## begin

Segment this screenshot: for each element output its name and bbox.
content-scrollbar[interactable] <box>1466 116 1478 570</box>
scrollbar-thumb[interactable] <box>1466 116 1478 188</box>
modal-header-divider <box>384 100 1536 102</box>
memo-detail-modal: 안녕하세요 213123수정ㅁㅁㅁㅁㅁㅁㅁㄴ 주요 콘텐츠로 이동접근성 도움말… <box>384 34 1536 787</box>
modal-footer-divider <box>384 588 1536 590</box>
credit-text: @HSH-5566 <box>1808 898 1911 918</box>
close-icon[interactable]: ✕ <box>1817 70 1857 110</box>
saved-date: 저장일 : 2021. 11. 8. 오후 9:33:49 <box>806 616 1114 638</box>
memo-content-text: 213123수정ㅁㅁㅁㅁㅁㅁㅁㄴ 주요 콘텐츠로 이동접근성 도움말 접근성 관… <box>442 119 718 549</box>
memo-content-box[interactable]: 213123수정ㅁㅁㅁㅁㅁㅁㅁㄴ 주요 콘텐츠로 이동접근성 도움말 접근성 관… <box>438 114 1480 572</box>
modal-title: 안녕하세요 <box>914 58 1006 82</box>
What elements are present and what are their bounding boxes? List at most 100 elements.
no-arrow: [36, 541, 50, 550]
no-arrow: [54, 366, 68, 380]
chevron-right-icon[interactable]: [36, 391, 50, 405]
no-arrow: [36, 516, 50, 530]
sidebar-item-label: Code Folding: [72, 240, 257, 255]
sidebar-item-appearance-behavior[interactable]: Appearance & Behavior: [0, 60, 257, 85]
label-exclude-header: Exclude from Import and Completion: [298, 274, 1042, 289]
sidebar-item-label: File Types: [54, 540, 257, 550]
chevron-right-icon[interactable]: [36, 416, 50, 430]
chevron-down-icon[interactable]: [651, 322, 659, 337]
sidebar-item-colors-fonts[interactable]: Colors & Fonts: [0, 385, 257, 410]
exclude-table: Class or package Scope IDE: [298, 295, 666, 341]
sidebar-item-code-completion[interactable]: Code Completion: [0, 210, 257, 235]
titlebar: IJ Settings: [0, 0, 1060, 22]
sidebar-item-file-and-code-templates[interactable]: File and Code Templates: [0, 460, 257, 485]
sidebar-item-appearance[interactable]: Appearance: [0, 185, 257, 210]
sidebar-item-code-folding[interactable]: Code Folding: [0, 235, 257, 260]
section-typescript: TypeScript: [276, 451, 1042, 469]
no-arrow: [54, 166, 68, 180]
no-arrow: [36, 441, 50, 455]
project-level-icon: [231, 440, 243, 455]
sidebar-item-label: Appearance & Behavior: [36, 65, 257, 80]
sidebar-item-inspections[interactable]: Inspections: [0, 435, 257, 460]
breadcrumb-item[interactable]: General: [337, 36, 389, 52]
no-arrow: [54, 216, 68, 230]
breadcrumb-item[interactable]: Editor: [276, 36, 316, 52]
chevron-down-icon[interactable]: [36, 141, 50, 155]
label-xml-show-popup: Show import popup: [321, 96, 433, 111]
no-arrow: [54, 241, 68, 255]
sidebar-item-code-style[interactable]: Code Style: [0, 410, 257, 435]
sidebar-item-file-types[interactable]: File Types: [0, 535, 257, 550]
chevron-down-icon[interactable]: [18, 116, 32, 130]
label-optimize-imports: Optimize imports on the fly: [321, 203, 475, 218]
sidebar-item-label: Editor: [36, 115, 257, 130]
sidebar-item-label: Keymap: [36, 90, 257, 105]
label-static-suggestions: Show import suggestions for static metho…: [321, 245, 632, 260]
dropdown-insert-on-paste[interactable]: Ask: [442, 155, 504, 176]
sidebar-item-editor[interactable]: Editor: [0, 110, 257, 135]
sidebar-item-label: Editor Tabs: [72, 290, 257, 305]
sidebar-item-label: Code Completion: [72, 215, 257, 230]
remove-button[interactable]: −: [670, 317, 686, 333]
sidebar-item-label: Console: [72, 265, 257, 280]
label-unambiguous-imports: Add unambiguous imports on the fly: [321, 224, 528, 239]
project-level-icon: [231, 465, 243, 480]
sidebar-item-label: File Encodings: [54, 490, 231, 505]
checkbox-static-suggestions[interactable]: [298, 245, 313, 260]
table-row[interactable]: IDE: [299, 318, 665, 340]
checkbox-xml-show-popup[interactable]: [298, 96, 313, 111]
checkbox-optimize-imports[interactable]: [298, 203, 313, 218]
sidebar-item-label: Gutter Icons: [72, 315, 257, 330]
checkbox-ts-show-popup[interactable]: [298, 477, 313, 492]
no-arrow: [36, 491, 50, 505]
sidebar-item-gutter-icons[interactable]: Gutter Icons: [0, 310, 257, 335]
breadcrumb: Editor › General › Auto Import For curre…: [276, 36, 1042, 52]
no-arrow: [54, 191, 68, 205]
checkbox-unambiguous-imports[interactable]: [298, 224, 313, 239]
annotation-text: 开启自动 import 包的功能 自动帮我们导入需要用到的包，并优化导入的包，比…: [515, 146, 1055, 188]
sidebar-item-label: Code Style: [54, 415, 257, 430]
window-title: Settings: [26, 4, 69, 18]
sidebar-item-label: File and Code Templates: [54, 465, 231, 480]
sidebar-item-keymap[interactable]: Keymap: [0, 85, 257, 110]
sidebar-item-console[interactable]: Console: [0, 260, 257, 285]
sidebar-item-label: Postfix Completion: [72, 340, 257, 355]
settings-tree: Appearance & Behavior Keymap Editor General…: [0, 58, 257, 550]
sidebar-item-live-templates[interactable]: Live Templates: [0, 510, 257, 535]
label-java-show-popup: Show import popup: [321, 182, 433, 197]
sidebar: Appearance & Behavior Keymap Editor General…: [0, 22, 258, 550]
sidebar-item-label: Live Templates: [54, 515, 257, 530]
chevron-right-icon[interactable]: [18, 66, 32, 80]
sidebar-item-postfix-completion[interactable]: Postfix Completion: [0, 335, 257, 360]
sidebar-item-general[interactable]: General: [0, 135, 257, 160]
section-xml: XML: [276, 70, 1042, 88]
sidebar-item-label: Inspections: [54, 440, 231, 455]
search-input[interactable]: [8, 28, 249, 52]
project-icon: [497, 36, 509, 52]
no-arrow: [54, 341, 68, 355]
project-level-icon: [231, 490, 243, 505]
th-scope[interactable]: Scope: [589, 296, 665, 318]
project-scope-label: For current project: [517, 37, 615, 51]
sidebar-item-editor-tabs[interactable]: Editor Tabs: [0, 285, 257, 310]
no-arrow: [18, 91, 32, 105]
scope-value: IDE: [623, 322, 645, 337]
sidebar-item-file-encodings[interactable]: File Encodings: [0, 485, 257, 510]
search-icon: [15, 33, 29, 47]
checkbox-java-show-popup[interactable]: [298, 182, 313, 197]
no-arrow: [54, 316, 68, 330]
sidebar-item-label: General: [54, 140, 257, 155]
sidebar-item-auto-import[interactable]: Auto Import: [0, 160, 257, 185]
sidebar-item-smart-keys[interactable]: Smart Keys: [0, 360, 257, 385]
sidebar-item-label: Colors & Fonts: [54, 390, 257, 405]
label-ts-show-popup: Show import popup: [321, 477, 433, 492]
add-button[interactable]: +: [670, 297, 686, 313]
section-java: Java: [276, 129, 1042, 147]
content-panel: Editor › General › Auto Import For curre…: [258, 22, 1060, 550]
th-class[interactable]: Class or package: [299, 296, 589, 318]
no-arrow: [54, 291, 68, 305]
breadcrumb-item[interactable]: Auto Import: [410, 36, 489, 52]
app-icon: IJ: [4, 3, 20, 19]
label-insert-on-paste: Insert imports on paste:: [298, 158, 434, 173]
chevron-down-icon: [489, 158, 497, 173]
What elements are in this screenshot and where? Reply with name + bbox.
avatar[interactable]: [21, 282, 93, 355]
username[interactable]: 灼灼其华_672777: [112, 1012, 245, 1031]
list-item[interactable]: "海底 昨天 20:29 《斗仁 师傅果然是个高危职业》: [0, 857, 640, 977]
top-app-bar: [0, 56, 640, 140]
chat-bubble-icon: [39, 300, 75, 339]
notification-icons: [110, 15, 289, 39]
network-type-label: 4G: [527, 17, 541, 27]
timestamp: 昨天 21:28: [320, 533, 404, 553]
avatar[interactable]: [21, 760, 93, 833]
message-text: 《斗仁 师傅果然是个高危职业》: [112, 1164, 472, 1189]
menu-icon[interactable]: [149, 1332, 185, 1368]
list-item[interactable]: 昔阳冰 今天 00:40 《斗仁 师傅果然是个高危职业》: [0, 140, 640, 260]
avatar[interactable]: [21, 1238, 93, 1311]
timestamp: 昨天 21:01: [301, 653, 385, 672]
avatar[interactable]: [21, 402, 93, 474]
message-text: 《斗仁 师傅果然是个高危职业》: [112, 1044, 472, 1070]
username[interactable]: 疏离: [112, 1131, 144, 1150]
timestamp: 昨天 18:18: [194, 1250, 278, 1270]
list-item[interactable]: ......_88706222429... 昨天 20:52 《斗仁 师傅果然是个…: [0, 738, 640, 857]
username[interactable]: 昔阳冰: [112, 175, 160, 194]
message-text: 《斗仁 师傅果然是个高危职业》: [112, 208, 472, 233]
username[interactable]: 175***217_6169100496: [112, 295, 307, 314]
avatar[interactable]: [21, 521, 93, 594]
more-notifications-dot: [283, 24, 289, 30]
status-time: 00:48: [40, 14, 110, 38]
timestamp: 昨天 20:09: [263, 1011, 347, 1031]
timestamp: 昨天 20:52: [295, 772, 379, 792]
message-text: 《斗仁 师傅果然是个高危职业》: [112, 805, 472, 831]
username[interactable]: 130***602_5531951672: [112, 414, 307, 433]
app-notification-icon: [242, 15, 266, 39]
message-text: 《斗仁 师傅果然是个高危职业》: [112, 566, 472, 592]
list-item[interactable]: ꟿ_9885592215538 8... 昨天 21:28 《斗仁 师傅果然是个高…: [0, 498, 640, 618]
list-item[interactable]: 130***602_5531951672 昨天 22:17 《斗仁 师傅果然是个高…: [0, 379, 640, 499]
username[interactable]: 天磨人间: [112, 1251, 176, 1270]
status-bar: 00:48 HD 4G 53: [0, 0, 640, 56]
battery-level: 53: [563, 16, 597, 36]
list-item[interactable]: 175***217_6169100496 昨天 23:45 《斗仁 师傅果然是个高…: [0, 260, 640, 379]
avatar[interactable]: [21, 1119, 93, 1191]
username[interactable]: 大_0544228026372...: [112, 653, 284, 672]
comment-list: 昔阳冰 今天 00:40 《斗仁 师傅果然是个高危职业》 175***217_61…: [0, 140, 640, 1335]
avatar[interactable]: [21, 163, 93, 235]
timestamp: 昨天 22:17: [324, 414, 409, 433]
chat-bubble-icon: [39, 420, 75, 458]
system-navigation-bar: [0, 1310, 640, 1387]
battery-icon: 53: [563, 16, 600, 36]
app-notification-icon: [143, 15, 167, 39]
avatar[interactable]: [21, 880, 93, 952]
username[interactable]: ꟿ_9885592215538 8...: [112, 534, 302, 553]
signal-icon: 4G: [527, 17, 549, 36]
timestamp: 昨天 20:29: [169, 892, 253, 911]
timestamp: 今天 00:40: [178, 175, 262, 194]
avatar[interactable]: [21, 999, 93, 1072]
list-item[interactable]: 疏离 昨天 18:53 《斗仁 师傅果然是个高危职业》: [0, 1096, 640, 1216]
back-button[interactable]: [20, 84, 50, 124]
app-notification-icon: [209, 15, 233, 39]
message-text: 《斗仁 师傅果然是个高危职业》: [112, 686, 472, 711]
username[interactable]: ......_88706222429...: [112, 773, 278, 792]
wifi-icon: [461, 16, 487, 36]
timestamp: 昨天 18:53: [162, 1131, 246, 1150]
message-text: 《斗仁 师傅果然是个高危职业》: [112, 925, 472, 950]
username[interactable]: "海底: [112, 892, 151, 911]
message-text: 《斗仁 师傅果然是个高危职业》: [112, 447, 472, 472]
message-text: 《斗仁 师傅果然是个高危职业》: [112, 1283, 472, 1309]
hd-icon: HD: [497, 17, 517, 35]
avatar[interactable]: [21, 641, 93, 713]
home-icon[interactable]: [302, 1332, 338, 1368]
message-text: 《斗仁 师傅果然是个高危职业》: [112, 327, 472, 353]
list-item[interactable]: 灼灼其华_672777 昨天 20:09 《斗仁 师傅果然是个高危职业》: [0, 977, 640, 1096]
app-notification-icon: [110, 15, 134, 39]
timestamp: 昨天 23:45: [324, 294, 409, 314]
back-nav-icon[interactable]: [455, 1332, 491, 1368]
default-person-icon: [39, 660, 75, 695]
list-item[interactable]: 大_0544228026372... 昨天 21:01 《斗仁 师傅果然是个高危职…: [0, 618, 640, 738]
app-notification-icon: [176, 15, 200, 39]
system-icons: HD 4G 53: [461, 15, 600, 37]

## end

Objective = Please copy the records above word for word, from the start of the records through the line with "sidebar-item-label: File Types: [54, 540, 257, 550]".

Response to the task =
Segment this screenshot: for each element output its name and bbox.
content-scrollbar[interactable] <box>1466 116 1478 570</box>
scrollbar-thumb[interactable] <box>1466 116 1478 188</box>
modal-header-divider <box>384 100 1536 102</box>
memo-detail-modal: 안녕하세요 213123수정ㅁㅁㅁㅁㅁㅁㅁㄴ 주요 콘텐츠로 이동접근성 도움말… <box>384 34 1536 787</box>
modal-footer-divider <box>384 588 1536 590</box>
credit-text: @HSH-5566 <box>1808 898 1911 918</box>
close-icon[interactable]: ✕ <box>1817 70 1857 110</box>
saved-date: 저장일 : 2021. 11. 8. 오후 9:33:49 <box>806 616 1114 638</box>
memo-content-text: 213123수정ㅁㅁㅁㅁㅁㅁㅁㄴ 주요 콘텐츠로 이동접근성 도움말 접근성 관… <box>442 119 718 549</box>
memo-content-box[interactable]: 213123수정ㅁㅁㅁㅁㅁㅁㅁㄴ 주요 콘텐츠로 이동접근성 도움말 접근성 관… <box>438 114 1480 572</box>
modal-title: 안녕하세요 <box>914 58 1006 82</box>
What elements are present and what are their bounding boxes? List at most 100 elements.
no-arrow: [36, 541, 50, 550]
no-arrow: [54, 366, 68, 380]
chevron-right-icon[interactable]: [36, 391, 50, 405]
no-arrow: [36, 516, 50, 530]
sidebar-item-label: Code Folding: [72, 240, 257, 255]
sidebar-item-appearance-behavior[interactable]: Appearance & Behavior: [0, 60, 257, 85]
label-exclude-header: Exclude from Import and Completion: [298, 274, 1042, 289]
sidebar-item-label: File Types: [54, 540, 257, 550]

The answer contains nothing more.